> **GIVEN REQUEST**: In the material below, rewrite the lines from the one containing "What elements are" up to and including the one containing "Text: O: O (113, 90, 125, 104)", substituting "coordinate boxes" for "bounding boxes" and leaving everything else unchanged. Omit the pictures from your answer.

> **Element and coordinate records**:

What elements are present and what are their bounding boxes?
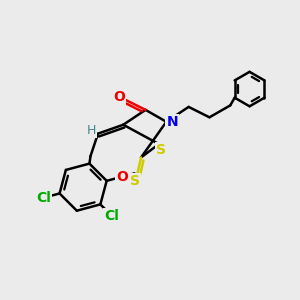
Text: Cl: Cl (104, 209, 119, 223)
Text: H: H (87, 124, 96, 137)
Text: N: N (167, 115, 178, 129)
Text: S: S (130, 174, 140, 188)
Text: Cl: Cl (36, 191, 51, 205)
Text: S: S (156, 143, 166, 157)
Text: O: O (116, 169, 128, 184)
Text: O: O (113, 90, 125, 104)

...

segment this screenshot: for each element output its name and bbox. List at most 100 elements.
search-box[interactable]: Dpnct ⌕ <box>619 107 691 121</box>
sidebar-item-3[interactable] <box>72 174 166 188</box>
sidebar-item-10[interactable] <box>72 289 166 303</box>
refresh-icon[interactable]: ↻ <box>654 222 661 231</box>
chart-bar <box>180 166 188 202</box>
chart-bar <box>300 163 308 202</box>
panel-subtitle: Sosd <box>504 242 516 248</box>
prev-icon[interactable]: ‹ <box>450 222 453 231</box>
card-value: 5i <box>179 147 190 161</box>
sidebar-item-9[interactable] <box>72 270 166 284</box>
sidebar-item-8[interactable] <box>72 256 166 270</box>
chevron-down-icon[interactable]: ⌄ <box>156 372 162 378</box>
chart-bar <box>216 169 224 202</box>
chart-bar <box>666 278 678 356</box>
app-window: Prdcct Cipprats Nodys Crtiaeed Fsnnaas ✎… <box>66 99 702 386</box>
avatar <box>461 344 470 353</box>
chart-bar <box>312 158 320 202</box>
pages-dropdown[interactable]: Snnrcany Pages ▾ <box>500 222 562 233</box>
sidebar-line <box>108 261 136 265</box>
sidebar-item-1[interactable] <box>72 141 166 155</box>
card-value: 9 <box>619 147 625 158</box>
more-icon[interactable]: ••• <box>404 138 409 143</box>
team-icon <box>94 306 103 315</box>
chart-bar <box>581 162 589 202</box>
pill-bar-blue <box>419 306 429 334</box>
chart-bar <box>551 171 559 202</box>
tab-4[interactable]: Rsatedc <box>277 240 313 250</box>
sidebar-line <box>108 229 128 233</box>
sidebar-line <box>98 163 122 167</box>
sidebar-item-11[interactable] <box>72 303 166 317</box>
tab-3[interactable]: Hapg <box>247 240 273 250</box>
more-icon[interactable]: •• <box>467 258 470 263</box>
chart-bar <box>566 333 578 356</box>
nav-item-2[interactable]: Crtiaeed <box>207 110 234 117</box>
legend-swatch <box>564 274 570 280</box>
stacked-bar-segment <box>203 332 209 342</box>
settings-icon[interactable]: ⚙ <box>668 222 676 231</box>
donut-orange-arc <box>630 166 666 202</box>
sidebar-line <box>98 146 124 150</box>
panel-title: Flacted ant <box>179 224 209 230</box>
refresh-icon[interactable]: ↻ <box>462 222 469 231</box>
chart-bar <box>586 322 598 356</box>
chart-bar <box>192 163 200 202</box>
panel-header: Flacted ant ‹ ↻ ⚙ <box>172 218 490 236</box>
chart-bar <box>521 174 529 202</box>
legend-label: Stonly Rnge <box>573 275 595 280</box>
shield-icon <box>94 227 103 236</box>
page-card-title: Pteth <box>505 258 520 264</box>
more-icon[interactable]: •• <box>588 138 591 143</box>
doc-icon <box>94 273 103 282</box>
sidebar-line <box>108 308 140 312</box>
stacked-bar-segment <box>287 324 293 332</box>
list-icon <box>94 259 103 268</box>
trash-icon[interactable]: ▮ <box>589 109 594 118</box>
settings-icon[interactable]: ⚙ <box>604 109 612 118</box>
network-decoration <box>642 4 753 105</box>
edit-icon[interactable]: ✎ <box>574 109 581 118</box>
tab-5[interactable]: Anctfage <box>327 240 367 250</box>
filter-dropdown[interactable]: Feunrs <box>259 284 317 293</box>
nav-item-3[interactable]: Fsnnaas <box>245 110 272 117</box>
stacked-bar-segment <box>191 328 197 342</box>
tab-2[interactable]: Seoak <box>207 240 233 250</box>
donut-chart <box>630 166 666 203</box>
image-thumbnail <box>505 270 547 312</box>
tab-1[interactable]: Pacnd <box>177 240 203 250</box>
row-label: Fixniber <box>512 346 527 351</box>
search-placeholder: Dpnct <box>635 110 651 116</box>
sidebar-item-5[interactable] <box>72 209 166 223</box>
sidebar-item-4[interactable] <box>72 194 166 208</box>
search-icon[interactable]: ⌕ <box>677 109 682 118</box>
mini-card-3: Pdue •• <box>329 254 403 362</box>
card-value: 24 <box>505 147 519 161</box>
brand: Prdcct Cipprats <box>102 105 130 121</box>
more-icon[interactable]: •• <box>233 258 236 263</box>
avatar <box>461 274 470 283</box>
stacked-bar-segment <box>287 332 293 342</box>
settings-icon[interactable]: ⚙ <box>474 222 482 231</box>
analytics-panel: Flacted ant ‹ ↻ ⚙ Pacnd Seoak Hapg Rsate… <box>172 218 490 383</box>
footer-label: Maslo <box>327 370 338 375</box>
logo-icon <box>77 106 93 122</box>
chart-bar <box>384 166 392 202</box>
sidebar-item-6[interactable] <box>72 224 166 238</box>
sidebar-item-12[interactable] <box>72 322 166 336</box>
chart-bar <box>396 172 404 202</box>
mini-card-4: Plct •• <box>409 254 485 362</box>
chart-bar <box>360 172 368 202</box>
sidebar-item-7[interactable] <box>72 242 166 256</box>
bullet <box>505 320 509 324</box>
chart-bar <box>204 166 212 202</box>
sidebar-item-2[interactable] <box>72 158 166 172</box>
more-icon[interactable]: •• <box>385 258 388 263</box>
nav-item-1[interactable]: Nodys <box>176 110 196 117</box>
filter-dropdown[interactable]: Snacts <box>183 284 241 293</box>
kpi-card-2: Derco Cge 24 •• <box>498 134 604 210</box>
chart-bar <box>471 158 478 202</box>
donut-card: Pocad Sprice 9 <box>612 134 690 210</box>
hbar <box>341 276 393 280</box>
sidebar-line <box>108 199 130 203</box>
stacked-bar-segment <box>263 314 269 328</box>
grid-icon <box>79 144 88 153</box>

> **WRITTEN ANSWER**:
What elements are present and what are their coordinate boxes?
Text: Cl: Cl (104, 209, 119, 223)
Text: H: H (87, 124, 96, 137)
Text: N: N (167, 115, 178, 129)
Text: S: S (130, 174, 140, 188)
Text: Cl: Cl (36, 191, 51, 205)
Text: S: S (156, 143, 166, 157)
Text: O: O (116, 169, 128, 184)
Text: O: O (113, 90, 125, 104)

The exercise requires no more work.